What you will do - Will you quote all of the entries, word for word?

Given information -

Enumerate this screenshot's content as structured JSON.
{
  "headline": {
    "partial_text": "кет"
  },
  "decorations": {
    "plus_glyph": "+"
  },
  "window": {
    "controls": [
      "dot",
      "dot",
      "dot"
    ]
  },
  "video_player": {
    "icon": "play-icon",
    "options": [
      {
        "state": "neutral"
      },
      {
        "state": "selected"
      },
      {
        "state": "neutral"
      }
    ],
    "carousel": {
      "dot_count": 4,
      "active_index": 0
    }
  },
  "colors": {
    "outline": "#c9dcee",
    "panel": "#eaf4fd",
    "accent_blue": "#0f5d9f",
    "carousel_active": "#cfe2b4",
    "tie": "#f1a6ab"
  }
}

Exercise response -
Enumerate this screenshot's content as structured JSON.
{
  "headline": {
    "partial_text": "кет"
  },
  "decorations": {
    "plus_glyph": "+"
  },
  "window": {
    "controls": [
      "dot",
      "dot",
      "dot"
    ]
  },
  "video_player": {
    "icon": "play-icon",
    "options": [
      {
        "state": "neutral"
      },
      {
        "state": "selected"
      },
      {
        "state": "neutral"
      }
    ],
    "carousel": {
      "dot_count": 4,
      "active_index": 0
    }
  },
  "colors": {
    "outline": "#c9dcee",
    "panel": "#eaf4fd",
    "accent_blue": "#0f5d9f",
    "carousel_active": "#cfe2b4",
    "tie": "#f1a6ab"
  }
}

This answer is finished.